BRIEF:
Where a line holds "determination", copy it.

::: SOURCE DATA :::

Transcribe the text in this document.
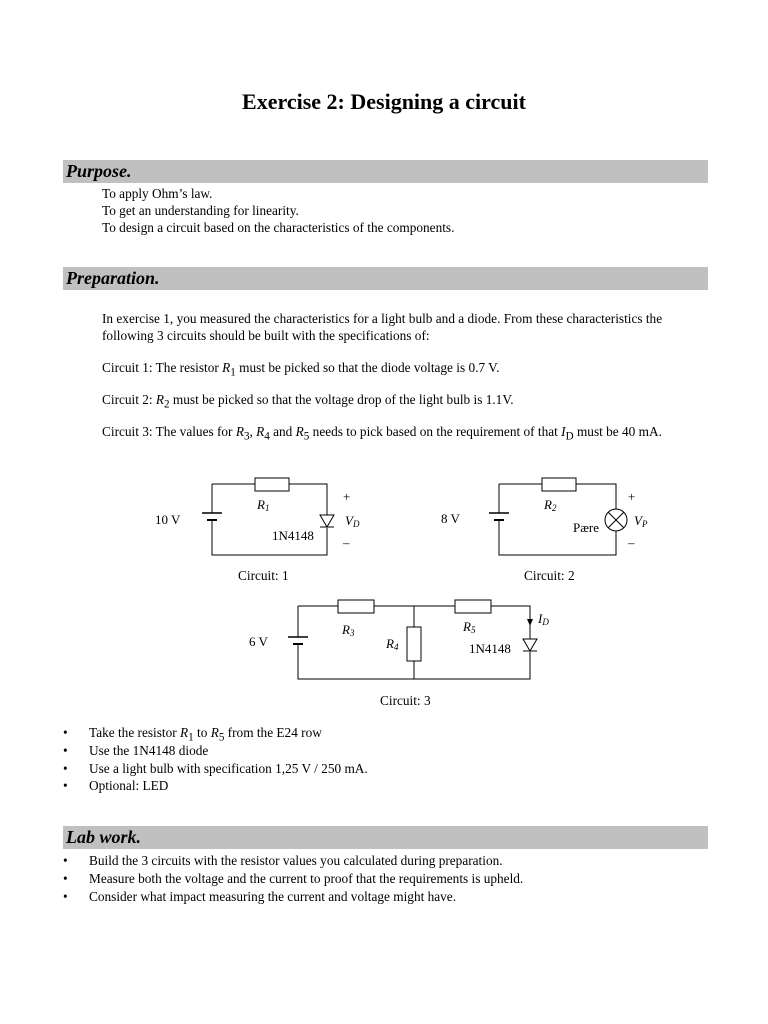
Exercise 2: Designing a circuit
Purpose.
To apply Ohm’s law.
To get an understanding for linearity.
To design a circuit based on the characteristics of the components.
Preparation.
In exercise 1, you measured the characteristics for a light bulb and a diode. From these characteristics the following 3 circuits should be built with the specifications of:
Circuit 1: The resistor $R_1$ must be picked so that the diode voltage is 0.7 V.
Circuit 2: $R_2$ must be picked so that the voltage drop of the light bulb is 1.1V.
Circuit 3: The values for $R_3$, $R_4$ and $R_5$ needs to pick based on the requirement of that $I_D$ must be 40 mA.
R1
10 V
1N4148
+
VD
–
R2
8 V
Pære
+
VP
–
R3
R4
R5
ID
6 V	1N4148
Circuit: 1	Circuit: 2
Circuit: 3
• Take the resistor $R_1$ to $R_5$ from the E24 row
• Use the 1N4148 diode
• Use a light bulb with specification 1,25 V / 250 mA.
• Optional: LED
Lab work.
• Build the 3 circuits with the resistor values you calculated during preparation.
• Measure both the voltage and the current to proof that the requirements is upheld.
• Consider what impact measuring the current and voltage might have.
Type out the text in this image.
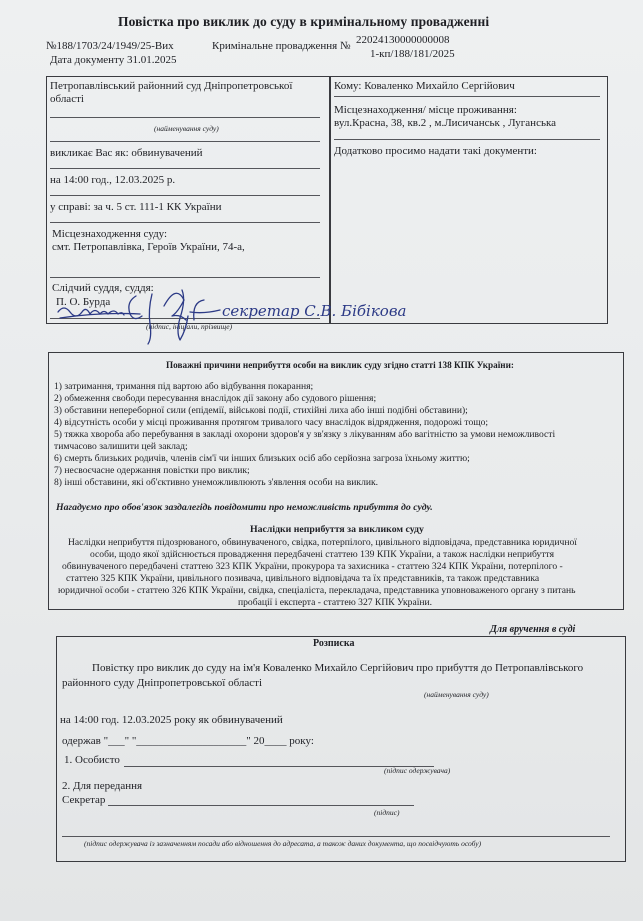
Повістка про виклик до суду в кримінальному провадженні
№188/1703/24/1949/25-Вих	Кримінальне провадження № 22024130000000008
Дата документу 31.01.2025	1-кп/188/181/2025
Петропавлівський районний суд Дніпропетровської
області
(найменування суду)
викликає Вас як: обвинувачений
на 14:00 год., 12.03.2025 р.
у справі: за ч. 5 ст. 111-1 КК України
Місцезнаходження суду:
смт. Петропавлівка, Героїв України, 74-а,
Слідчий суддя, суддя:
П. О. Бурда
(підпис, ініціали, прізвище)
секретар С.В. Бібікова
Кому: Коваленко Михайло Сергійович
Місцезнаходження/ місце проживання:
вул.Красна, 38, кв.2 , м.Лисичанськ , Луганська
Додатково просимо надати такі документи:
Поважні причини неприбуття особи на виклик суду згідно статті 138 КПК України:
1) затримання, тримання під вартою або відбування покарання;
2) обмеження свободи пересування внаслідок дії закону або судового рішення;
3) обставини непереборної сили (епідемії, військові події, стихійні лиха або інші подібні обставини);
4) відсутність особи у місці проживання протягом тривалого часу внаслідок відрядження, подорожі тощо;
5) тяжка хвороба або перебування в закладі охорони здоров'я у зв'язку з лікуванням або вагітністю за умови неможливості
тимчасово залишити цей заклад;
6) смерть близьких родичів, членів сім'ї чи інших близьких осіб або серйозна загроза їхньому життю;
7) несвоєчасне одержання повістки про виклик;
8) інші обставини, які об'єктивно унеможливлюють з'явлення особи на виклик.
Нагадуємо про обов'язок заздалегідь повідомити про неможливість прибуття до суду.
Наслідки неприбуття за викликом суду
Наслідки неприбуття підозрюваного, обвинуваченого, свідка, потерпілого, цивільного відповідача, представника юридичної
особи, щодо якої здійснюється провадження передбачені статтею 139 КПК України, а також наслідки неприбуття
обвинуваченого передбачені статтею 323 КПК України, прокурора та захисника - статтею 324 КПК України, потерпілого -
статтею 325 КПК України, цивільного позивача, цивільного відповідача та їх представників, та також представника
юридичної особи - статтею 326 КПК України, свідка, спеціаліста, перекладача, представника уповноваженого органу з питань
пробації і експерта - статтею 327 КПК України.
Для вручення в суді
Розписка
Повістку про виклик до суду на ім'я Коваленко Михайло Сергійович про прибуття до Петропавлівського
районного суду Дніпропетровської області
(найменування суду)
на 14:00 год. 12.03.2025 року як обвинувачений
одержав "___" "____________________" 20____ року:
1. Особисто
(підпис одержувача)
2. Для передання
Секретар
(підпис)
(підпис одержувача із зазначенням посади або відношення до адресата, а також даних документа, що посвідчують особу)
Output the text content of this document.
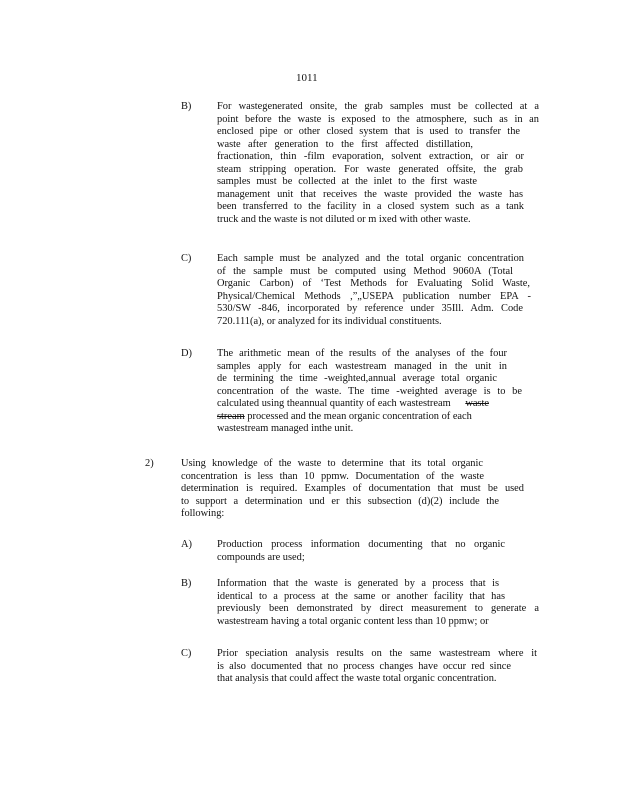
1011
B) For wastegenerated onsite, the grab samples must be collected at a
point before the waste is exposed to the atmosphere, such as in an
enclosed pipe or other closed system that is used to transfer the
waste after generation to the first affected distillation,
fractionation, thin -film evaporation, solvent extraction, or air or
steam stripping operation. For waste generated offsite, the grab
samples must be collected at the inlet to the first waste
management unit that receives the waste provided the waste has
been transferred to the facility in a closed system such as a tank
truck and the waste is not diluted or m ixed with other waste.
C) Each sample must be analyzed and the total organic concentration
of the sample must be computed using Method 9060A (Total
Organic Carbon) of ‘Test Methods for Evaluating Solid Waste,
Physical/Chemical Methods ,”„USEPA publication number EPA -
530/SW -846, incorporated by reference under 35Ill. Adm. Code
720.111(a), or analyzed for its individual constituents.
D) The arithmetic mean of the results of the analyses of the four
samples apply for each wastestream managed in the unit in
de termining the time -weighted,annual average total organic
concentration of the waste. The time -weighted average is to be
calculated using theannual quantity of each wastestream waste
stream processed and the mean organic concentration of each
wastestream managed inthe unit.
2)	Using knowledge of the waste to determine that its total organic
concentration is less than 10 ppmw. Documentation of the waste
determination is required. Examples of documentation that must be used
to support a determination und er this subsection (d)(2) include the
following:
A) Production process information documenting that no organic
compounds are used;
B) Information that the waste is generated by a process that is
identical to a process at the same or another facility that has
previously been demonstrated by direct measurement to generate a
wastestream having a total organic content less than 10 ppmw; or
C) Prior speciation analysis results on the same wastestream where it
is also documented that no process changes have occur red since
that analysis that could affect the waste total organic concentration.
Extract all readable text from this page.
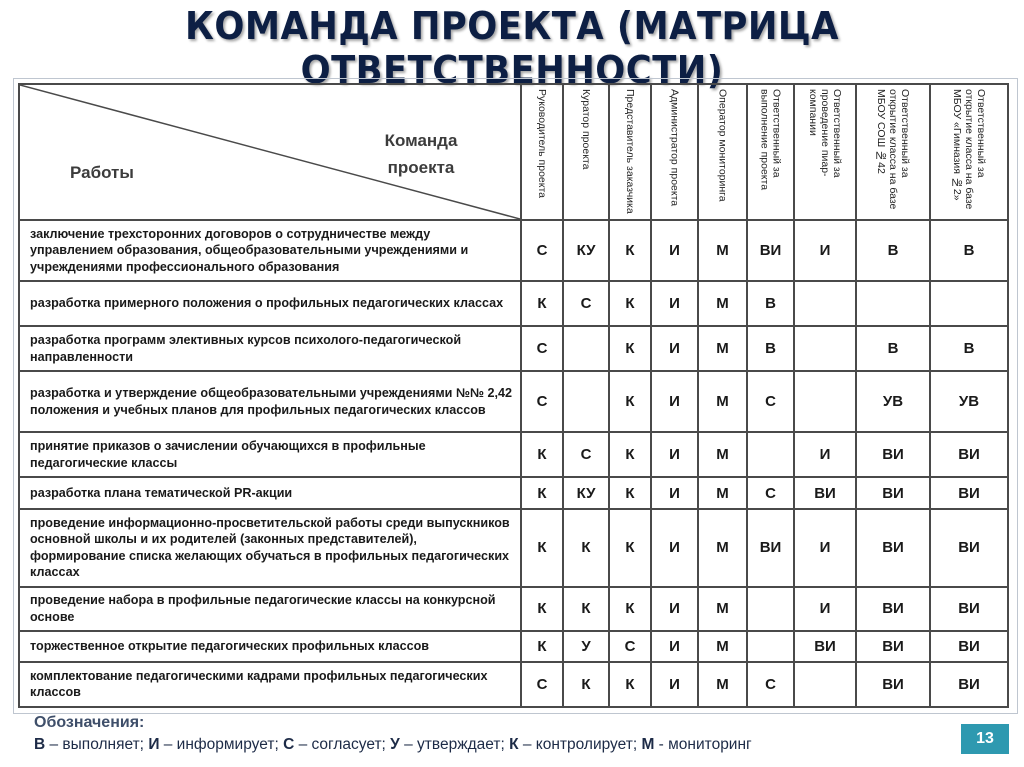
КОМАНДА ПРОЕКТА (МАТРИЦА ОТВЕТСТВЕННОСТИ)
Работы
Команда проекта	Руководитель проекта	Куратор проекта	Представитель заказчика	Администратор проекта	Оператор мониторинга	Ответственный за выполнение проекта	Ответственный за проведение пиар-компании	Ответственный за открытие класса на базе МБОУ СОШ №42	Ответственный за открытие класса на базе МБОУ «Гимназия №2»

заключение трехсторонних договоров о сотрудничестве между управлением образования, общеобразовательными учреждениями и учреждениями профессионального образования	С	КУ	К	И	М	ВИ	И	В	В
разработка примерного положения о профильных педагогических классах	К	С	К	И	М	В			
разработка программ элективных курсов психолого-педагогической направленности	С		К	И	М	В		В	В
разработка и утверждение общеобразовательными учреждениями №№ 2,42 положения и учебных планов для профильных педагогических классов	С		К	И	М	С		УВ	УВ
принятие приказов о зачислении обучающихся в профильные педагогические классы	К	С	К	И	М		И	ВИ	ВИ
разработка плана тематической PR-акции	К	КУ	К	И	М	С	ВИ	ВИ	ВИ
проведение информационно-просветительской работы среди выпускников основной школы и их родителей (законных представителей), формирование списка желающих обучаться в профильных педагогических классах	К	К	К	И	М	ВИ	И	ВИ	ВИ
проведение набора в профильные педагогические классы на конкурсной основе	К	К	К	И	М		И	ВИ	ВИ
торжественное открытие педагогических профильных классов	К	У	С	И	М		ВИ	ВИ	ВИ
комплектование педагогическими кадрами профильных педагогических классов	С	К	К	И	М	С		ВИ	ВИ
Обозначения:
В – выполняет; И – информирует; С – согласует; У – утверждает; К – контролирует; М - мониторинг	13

:::
::: SOURCE DATA :::

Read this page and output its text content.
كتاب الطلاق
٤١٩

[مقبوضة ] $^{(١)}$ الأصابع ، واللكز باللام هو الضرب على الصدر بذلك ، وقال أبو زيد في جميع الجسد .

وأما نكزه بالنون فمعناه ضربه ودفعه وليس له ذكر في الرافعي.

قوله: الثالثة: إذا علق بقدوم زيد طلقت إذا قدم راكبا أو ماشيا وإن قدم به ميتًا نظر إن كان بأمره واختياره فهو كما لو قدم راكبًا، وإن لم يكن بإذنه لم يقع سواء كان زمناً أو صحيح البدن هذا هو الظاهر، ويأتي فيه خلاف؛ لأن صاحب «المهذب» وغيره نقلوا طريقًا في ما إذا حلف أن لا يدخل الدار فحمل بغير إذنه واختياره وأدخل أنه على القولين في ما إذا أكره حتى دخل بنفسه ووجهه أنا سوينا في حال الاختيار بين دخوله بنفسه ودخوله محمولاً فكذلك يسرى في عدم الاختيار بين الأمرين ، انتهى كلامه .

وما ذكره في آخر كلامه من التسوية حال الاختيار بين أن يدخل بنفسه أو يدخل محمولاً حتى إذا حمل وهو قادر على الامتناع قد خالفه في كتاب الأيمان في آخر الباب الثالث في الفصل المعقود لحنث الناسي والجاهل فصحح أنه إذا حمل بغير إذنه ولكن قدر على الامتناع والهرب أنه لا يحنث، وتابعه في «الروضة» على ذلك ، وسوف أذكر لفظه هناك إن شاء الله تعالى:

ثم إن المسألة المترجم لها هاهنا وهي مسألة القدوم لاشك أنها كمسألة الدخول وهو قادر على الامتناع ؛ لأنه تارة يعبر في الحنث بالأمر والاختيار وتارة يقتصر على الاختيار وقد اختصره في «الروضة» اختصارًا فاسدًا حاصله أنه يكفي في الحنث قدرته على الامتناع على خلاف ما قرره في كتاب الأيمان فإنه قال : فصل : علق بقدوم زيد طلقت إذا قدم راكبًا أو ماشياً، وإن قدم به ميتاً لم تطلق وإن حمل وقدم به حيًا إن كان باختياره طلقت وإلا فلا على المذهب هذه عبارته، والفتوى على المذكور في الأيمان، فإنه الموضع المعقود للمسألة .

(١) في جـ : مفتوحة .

:::

IN RESPONSE:
determination is required. Examples of documentation that must be used
to support a determination und er this subsection (d)(2) include the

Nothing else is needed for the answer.